start Working data

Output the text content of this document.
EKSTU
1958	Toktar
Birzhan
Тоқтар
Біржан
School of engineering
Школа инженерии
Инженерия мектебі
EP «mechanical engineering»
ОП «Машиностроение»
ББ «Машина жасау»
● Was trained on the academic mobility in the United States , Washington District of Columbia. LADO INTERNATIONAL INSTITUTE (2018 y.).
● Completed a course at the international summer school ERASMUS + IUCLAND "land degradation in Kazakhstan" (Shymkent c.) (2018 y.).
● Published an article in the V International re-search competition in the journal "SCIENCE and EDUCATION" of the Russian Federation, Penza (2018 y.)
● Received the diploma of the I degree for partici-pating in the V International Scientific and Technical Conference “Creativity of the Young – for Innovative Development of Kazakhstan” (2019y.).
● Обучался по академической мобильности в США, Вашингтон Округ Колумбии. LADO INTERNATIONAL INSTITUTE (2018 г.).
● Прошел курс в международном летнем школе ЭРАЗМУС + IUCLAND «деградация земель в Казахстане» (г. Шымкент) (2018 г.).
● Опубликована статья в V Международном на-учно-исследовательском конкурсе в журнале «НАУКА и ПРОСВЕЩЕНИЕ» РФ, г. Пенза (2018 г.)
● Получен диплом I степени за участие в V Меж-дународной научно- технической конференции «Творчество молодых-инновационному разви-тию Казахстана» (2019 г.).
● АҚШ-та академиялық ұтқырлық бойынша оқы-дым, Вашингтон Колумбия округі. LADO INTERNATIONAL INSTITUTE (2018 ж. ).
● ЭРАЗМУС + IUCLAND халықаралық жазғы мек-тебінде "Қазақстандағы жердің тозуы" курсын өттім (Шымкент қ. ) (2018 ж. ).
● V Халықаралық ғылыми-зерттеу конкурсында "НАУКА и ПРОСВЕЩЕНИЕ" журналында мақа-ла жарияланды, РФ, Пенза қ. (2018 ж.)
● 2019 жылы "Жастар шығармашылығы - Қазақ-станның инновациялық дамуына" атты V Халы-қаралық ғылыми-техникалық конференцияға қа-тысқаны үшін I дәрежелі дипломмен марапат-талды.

end Working data

Requirement – Return the lines above exactly, keeping every word.

Written reply –
Output the text content of this document.
EKSTU
1958	Toktar
Birzhan
Тоқтар
Біржан
School of engineering
Школа инженерии
Инженерия мектебі
EP «mechanical engineering»
ОП «Машиностроение»
ББ «Машина жасау»
● Was trained on the academic mobility in the United States , Washington District of Columbia. LADO INTERNATIONAL INSTITUTE (2018 y.).
● Completed a course at the international summer school ERASMUS + IUCLAND "land degradation in Kazakhstan" (Shymkent c.) (2018 y.).
● Published an article in the V International re-search competition in the journal "SCIENCE and EDUCATION" of the Russian Federation, Penza (2018 y.)
● Received the diploma of the I degree for partici-pating in the V International Scientific and Technical Conference “Creativity of the Young – for Innovative Development of Kazakhstan” (2019y.).
● Обучался по академической мобильности в США, Вашингтон Округ Колумбии. LADO INTERNATIONAL INSTITUTE (2018 г.).
● Прошел курс в международном летнем школе ЭРАЗМУС + IUCLAND «деградация земель в Казахстане» (г. Шымкент) (2018 г.).
● Опубликована статья в V Международном на-учно-исследовательском конкурсе в журнале «НАУКА и ПРОСВЕЩЕНИЕ» РФ, г. Пенза (2018 г.)
● Получен диплом I степени за участие в V Меж-дународной научно- технической конференции «Творчество молодых-инновационному разви-тию Казахстана» (2019 г.).
● АҚШ-та академиялық ұтқырлық бойынша оқы-дым, Вашингтон Колумбия округі. LADO INTERNATIONAL INSTITUTE (2018 ж. ).
● ЭРАЗМУС + IUCLAND халықаралық жазғы мек-тебінде "Қазақстандағы жердің тозуы" курсын өттім (Шымкент қ. ) (2018 ж. ).
● V Халықаралық ғылыми-зерттеу конкурсында "НАУКА и ПРОСВЕЩЕНИЕ" журналында мақа-ла жарияланды, РФ, Пенза қ. (2018 ж.)
● 2019 жылы "Жастар шығармашылығы - Қазақ-станның инновациялық дамуына" атты V Халы-қаралық ғылыми-техникалық конференцияға қа-тысқаны үшін I дәрежелі дипломмен марапат-талды.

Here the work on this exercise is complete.